[Data excerpts]
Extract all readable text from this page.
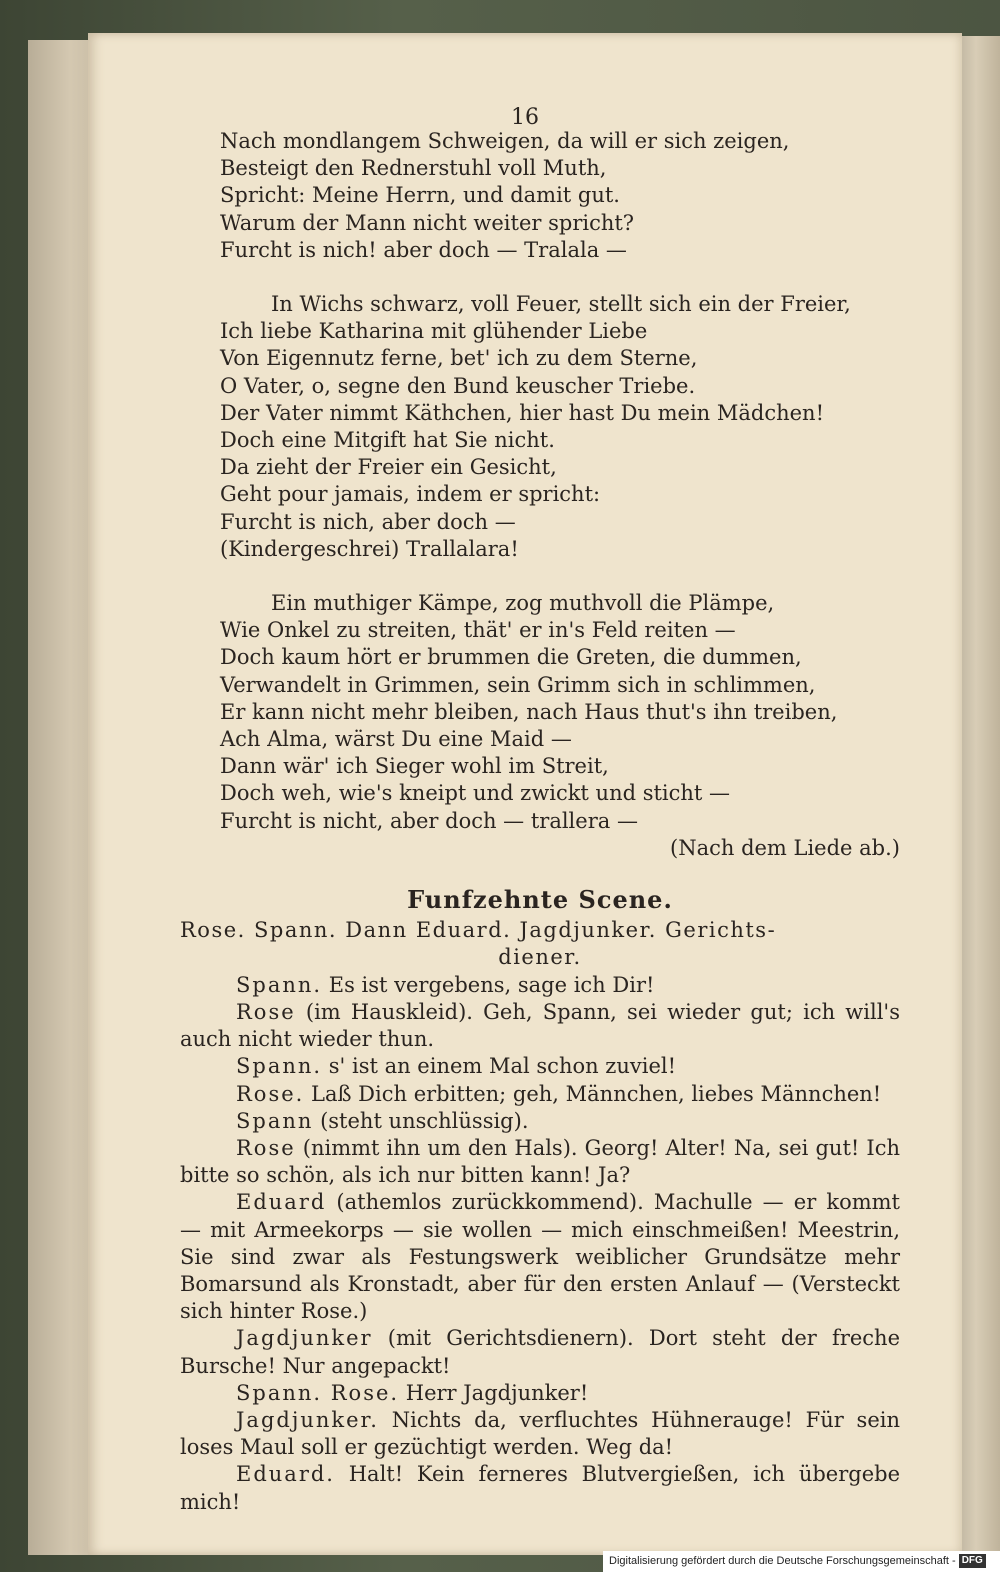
16
Nach mondlangem Schweigen, da will er sich zeigen,
Besteigt den Rednerstuhl voll Muth,
Spricht: Meine Herrn, und damit gut.
Warum der Mann nicht weiter spricht?
Furcht is nich! aber doch — Tralala —
In Wichs schwarz, voll Feuer, stellt sich ein der Freier,
Ich liebe Katharina mit glühender Liebe
Von Eigennutz ferne, bet' ich zu dem Sterne,
O Vater, o, segne den Bund keuscher Triebe.
Der Vater nimmt Käthchen, hier hast Du mein Mädchen!
Doch eine Mitgift hat Sie nicht.
Da zieht der Freier ein Gesicht,
Geht pour jamais, indem er spricht:
Furcht is nich, aber doch —
(Kindergeschrei) Trallalara!
Ein muthiger Kämpe, zog muthvoll die Plämpe,
Wie Onkel zu streiten, thät' er in's Feld reiten —
Doch kaum hört er brummen die Greten, die dummen,
Verwandelt in Grimmen, sein Grimm sich in schlimmen,
Er kann nicht mehr bleiben, nach Haus thut's ihn treiben,
Ach Alma, wärst Du eine Maid —
Dann wär' ich Sieger wohl im Streit,
Doch weh, wie's kneipt und zwickt und sticht —
Furcht is nicht, aber doch — trallera —
(Nach dem Liede ab.)
Funfzehnte Scene.
Rose. Spann. Dann Eduard. Jagdjunker. Gerichts-
diener.
Spann. Es ist vergebens, sage ich Dir!
Rose (im Hauskleid). Geh, Spann, sei wieder gut; ich will's auch nicht wieder thun.
Spann. s' ist an einem Mal schon zuviel!
Rose. Laß Dich erbitten; geh, Männchen, liebes Männchen!
Spann (steht unschlüssig).
Rose (nimmt ihn um den Hals). Georg! Alter! Na, sei gut! Ich bitte so schön, als ich nur bitten kann! Ja?
Eduard (athemlos zurückkommend). Machulle — er kommt — mit Armeekorps — sie wollen — mich einschmeißen! Meestrin, Sie sind zwar als Festungswerk weiblicher Grundsätze mehr Bomarsund als Kronstadt, aber für den ersten Anlauf — (Versteckt sich hinter Rose.)
Jagdjunker (mit Gerichtsdienern). Dort steht der freche Bursche! Nur angepackt!
Spann. Rose. Herr Jagdjunker!
Jagdjunker. Nichts da, verfluchtes Hühnerauge! Für sein loses Maul soll er gezüchtigt werden. Weg da!
Eduard. Halt! Kein ferneres Blutvergießen, ich übergebe mich!
Digitalisierung gefördert durch die Deutsche Forschungsgemeinschaft - DFG
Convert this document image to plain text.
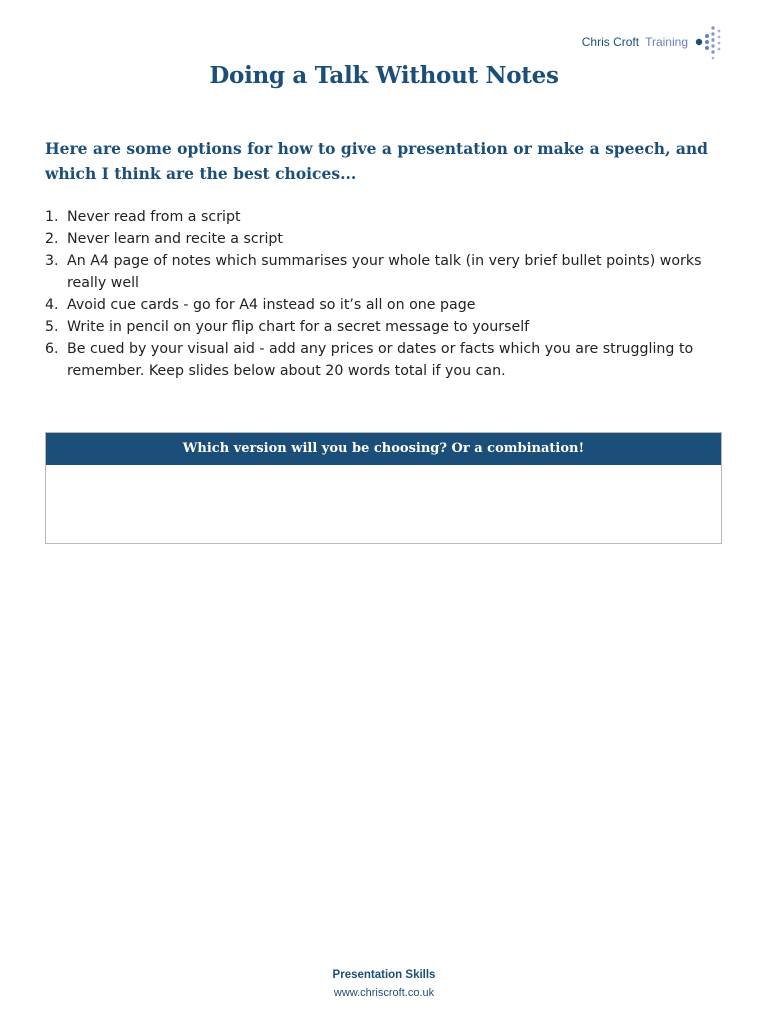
Chris Croft Training
Doing a Talk Without Notes

Here are some options for how to give a presentation or make a speech, and which I think are the best choices...

1. Never read from a script
2. Never learn and recite a script
3. An A4 page of notes which summarises your whole talk (in very brief bullet points) works really well
4. Avoid cue cards - go for A4 instead so it’s all on one page
5. Write in pencil on your flip chart for a secret message to yourself
6. Be cued by your visual aid - add any prices or dates or facts which you are struggling to remember. Keep slides below about 20 words total if you can.
Which version will you be choosing? Or a combination!
Presentation Skills
www.chriscroft.co.uk
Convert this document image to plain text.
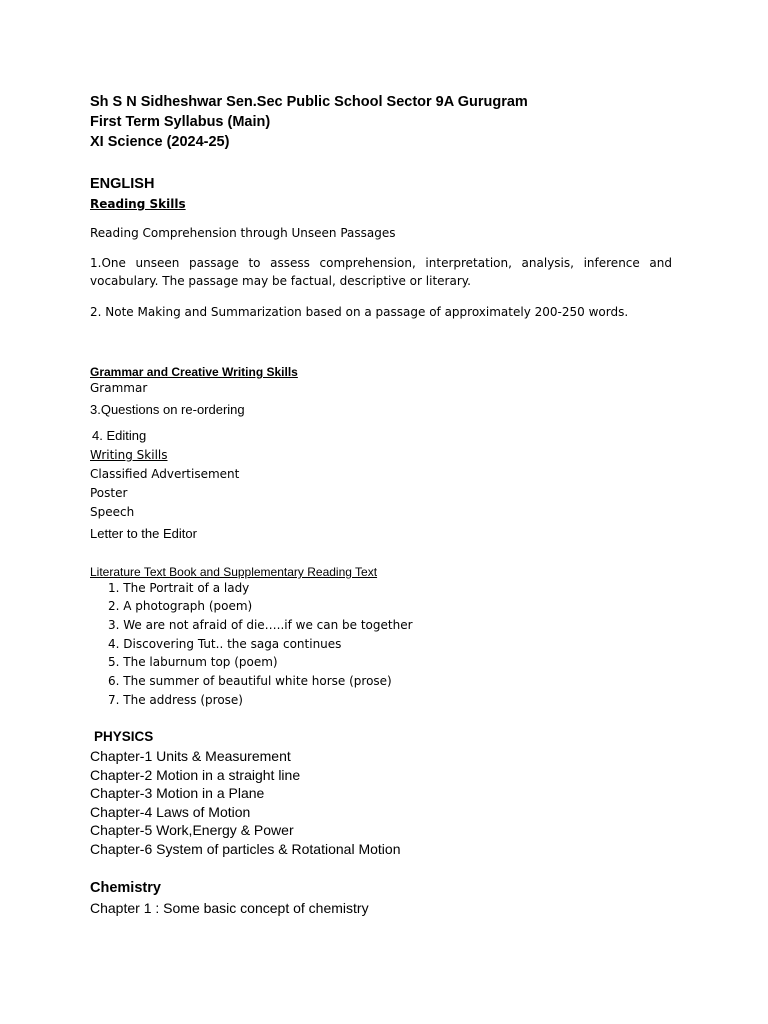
Sh S N Sidheshwar Sen.Sec Public School Sector 9A Gurugram
First Term Syllabus (Main)
XI Science (2024-25)
ENGLISH
Reading Skills
Reading Comprehension through Unseen Passages
1.One unseen passage to assess comprehension, interpretation, analysis, inference and vocabulary. The passage may be factual, descriptive or literary.
2. Note Making and Summarization based on a passage of approximately 200-250 words.
Grammar and Creative Writing Skills
Grammar
3.Questions on re-ordering
4. Editing
Writing Skills
Classified Advertisement
Poster
Speech
Letter to the Editor
Literature Text Book and Supplementary Reading Text
1. The Portrait of a lady
2. A photograph (poem)
3. We are not afraid of die…..if we can be together
4. Discovering Tut.. the saga continues
5. The laburnum top (poem)
6. The summer of beautiful white horse (prose)
7. The address (prose)
PHYSICS
Chapter-1 Units & Measurement
Chapter-2 Motion in a straight line
Chapter-3 Motion in a Plane
Chapter-4 Laws of Motion
Chapter-5 Work,Energy & Power
Chapter-6 System of particles & Rotational Motion
Chemistry
Chapter 1 : Some basic concept of chemistry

**What this task involves:**
Print the entries above exactly, taking out only the pictures.

**Written answer:**
Extract all readable text from this page.
16
Nach mondlangem Schweigen, da will er sich zeigen,
Besteigt den Rednerstuhl voll Muth,
Spricht: Meine Herrn, und damit gut.
Warum der Mann nicht weiter spricht?
Furcht is nich! aber doch — Tralala —
In Wichs schwarz, voll Feuer, stellt sich ein der Freier,
Ich liebe Katharina mit glühender Liebe
Von Eigennutz ferne, bet' ich zu dem Sterne,
O Vater, o, segne den Bund keuscher Triebe.
Der Vater nimmt Käthchen, hier hast Du mein Mädchen!
Doch eine Mitgift hat Sie nicht.
Da zieht der Freier ein Gesicht,
Geht pour jamais, indem er spricht:
Furcht is nich, aber doch —
(Kindergeschrei) Trallalara!
Ein muthiger Kämpe, zog muthvoll die Plämpe,
Wie Onkel zu streiten, thät' er in's Feld reiten —
Doch kaum hört er brummen die Greten, die dummen,
Verwandelt in Grimmen, sein Grimm sich in schlimmen,
Er kann nicht mehr bleiben, nach Haus thut's ihn treiben,
Ach Alma, wärst Du eine Maid —
Dann wär' ich Sieger wohl im Streit,
Doch weh, wie's kneipt und zwickt und sticht —
Furcht is nicht, aber doch — trallera —
(Nach dem Liede ab.)
Funfzehnte Scene.
Rose. Spann. Dann Eduard. Jagdjunker. Gerichts-
diener.
Spann. Es ist vergebens, sage ich Dir!
Rose (im Hauskleid). Geh, Spann, sei wieder gut; ich will's auch nicht wieder thun.
Spann. s' ist an einem Mal schon zuviel!
Rose. Laß Dich erbitten; geh, Männchen, liebes Männchen!
Spann (steht unschlüssig).
Rose (nimmt ihn um den Hals). Georg! Alter! Na, sei gut! Ich bitte so schön, als ich nur bitten kann! Ja?
Eduard (athemlos zurückkommend). Machulle — er kommt — mit Armeekorps — sie wollen — mich einschmeißen! Meestrin, Sie sind zwar als Festungswerk weiblicher Grundsätze mehr Bomarsund als Kronstadt, aber für den ersten Anlauf — (Versteckt sich hinter Rose.)
Jagdjunker (mit Gerichtsdienern). Dort steht der freche Bursche! Nur angepackt!
Spann. Rose. Herr Jagdjunker!
Jagdjunker. Nichts da, verfluchtes Hühnerauge! Für sein loses Maul soll er gezüchtigt werden. Weg da!
Eduard. Halt! Kein ferneres Blutvergießen, ich übergebe mich!
Digitalisierung gefördert durch die Deutsche Forschungsgemeinschaft - DFG
Convert this document image to plain text.
Chris Croft Training
Doing a Talk Without Notes

Here are some options for how to give a presentation or make a speech, and which I think are the best choices...

1. Never read from a script
2. Never learn and recite a script
3. An A4 page of notes which summarises your whole talk (in very brief bullet points) works really well
4. Avoid cue cards - go for A4 instead so it’s all on one page
5. Write in pencil on your flip chart for a secret message to yourself
6. Be cued by your visual aid - add any prices or dates or facts which you are struggling to remember. Keep slides below about 20 words total if you can.
Which version will you be choosing? Or a combination!
Presentation Skills
www.chriscroft.co.uk
Convert this document image to plain text.
Sh S N Sidheshwar Sen.Sec Public School Sector 9A Gurugram
First Term Syllabus (Main)
XI Science (2024-25)
ENGLISH
Reading Skills
Reading Comprehension through Unseen Passages
1.One unseen passage to assess comprehension, interpretation, analysis, inference and vocabulary. The passage may be factual, descriptive or literary.
2. Note Making and Summarization based on a passage of approximately 200-250 words.
Grammar and Creative Writing Skills
Grammar
3.Questions on re-ordering
4. Editing
Writing Skills
Classified Advertisement
Poster
Speech
Letter to the Editor
Literature Text Book and Supplementary Reading Text
1. The Portrait of a lady
2. A photograph (poem)
3. We are not afraid of die…..if we can be together
4. Discovering Tut.. the saga continues
5. The laburnum top (poem)
6. The summer of beautiful white horse (prose)
7. The address (prose)
PHYSICS
Chapter-1 Units & Measurement
Chapter-2 Motion in a straight line
Chapter-3 Motion in a Plane
Chapter-4 Laws of Motion
Chapter-5 Work,Energy & Power
Chapter-6 System of particles & Rotational Motion
Chemistry
Chapter 1 : Some basic concept of chemistry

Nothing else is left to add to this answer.